* _CONSIGNE_
Recopiez, s'il vous plaît, l'intégralité du texte sur l'ovogenèse des amphibiens, sans rien y changer.

* _TEXTE À LIRE_
· · · ·
L'ovogenèse des amphibiens : deux approches dans l'étude de la transcription

par Jean-Pierre Muller

Thèse de doctorat en Sciences biologiques

Sous la direction de Maurice Wegnez.

Soutenue en 1989

à Paris 11 , en partenariat avec Université de Paris-Sud. Faculté des Sciences d'Orsay (Essonne) (autre partenaire) .


  • Résumé

    Une intense activité transcriptionnelle est observée durant l'ovogenèse chez les Amphibiens. Deux approches ont été entreprises dans l'étude de la transcription durant cette période. La première a été réalisée chez deux Urodèles, Pleurodeles waltl et Pleurodeles poireti. L'analyse des RNA transcrits au niveau des chromosomes en écouvillon a montré qu'ils possèdent les propriétés des RNA pré-messagers. Ces RNA sont de taille géante et peuvent atteindre 30 kb. Les caractéristiques des RNA préribosomiques ont été également étudiées. Dans le but d'identifier les séquences transcrites, le clonage et la recherche de séquences de DNA exprimées pendant l'ovogenèse ont été réalisés. Une banque qui représente 20% des gènes du pleurodèle a été construite. Son élaboration a montré les difficultés rencontrées dans le clonage des grands génomes hautement répétés. L'analyse individuelle des clones obtenus a révélé la présence de séquences moyennement répétées et hautement répétées dispersées dans tout le génome. La transcription de deux catégories de séquences répétées a été étudiée par hybridation in situ sur les RNA en cours de transcription sur les boucles des chromosomes en écouvillon. La localisation des boucles transcrivant ces séquences et les caractéristiques des séquences étudiées sont décrites. La seconde approche de ce travail a consisté à rechercher et étudier un gène exprimé au cours de l'ovogenèse et dont la fonction est relativement bien caractérisée. Le choix s'est porté sur le système des protéines qui interviennent dans le métabolisme des ions métalliques. Le criblage différentiel d'une banque de eDNA de cellules de xénope intoxiquées par l'ion cadmium a permis d'isoler un clone qui code pour la sous-unité H de la ferritine. L'obtention et l'analyse moléculaire du clone ferritine sont présentés. Les résultats montrent que les ions Fe++, Qi++ et Cu++ induisent une augmentation du taux du mRNA de la ferritine-H dans les cellules de xénope en culture. L'expression de ce messager au cours de l'ovogenèse et du développement embryonnaire précoce est démontrée par des analyses moléculaires et par hybridation in situ. Les résultats obtenus sont discutés en fonction d'un rôle possible des ions métalliques au cours du développement.
· · · ·
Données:
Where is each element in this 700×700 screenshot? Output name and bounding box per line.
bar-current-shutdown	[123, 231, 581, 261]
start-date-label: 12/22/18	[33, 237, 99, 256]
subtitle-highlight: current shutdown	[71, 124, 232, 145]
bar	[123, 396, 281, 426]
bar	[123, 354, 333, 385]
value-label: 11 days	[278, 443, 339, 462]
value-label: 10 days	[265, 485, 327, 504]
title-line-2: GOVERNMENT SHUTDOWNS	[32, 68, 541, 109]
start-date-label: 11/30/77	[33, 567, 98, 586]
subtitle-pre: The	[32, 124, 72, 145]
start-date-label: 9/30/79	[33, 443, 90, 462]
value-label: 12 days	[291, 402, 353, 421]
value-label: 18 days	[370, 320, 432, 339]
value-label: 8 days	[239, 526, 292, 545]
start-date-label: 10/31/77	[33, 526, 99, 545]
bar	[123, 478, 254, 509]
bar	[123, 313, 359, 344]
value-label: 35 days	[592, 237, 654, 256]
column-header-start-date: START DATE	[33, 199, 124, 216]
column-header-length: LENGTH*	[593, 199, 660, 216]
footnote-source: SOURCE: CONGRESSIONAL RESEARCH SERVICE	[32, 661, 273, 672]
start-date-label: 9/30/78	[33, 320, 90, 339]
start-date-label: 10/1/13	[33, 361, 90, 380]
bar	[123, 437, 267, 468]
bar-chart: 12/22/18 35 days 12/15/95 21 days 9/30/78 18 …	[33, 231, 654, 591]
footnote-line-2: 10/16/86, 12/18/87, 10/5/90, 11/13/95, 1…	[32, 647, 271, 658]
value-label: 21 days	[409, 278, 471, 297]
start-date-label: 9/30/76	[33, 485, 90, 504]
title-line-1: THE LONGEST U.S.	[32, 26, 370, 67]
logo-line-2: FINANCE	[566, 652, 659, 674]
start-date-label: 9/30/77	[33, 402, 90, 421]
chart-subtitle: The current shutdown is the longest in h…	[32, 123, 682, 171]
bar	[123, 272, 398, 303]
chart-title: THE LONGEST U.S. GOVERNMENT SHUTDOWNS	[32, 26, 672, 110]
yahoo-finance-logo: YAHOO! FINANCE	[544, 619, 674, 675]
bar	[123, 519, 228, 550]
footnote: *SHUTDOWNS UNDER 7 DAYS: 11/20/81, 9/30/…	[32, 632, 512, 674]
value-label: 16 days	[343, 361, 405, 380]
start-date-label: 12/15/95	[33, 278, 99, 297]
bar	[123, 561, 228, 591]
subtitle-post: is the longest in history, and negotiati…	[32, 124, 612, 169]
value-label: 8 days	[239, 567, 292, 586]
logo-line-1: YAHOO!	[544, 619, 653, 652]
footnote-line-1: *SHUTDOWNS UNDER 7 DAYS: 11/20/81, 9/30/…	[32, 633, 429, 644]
· · · ·
* _CORRIGÉ_
L'ovogenèse des amphibiens : deux approches dans l'étude de la transcription

par Jean-Pierre Muller

Thèse de doctorat en Sciences biologiques

Sous la direction de Maurice Wegnez.

Soutenue en 1989

à Paris 11 , en partenariat avec Université de Paris-Sud. Faculté des Sciences d'Orsay (Essonne) (autre partenaire) .


  • Résumé

    Une intense activité transcriptionnelle est observée durant l'ovogenèse chez les Amphibiens. Deux approches ont été entreprises dans l'étude de la transcription durant cette période. La première a été réalisée chez deux Urodèles, Pleurodeles waltl et Pleurodeles poireti. L'analyse des RNA transcrits au niveau des chromosomes en écouvillon a montré qu'ils possèdent les propriétés des RNA pré-messagers. Ces RNA sont de taille géante et peuvent atteindre 30 kb. Les caractéristiques des RNA préribosomiques ont été également étudiées. Dans le but d'identifier les séquences transcrites, le clonage et la recherche de séquences de DNA exprimées pendant l'ovogenèse ont été réalisés. Une banque qui représente 20% des gènes du pleurodèle a été construite. Son élaboration a montré les difficultés rencontrées dans le clonage des grands génomes hautement répétés. L'analyse individuelle des clones obtenus a révélé la présence de séquences moyennement répétées et hautement répétées dispersées dans tout le génome. La transcription de deux catégories de séquences répétées a été étudiée par hybridation in situ sur les RNA en cours de transcription sur les boucles des chromosomes en écouvillon. La localisation des boucles transcrivant ces séquences et les caractéristiques des séquences étudiées sont décrites. La seconde approche de ce travail a consisté à rechercher et étudier un gène exprimé au cours de l'ovogenèse et dont la fonction est relativement bien caractérisée. Le choix s'est porté sur le système des protéines qui interviennent dans le métabolisme des ions métalliques. Le criblage différentiel d'une banque de eDNA de cellules de xénope intoxiquées par l'ion cadmium a permis d'isoler un clone qui code pour la sous-unité H de la ferritine. L'obtention et l'analyse moléculaire du clone ferritine sont présentés. Les résultats montrent que les ions Fe++, Qi++ et Cu++ induisent une augmentation du taux du mRNA de la ferritine-H dans les cellules de xénope en culture. L'expression de ce messager au cours de l'ovogenèse et du développement embryonnaire précoce est démontrée par des analyses moléculaires et par hybridation in situ. Les résultats obtenus sont discutés en fonction d'un rôle possible des ions métalliques au cours du développement.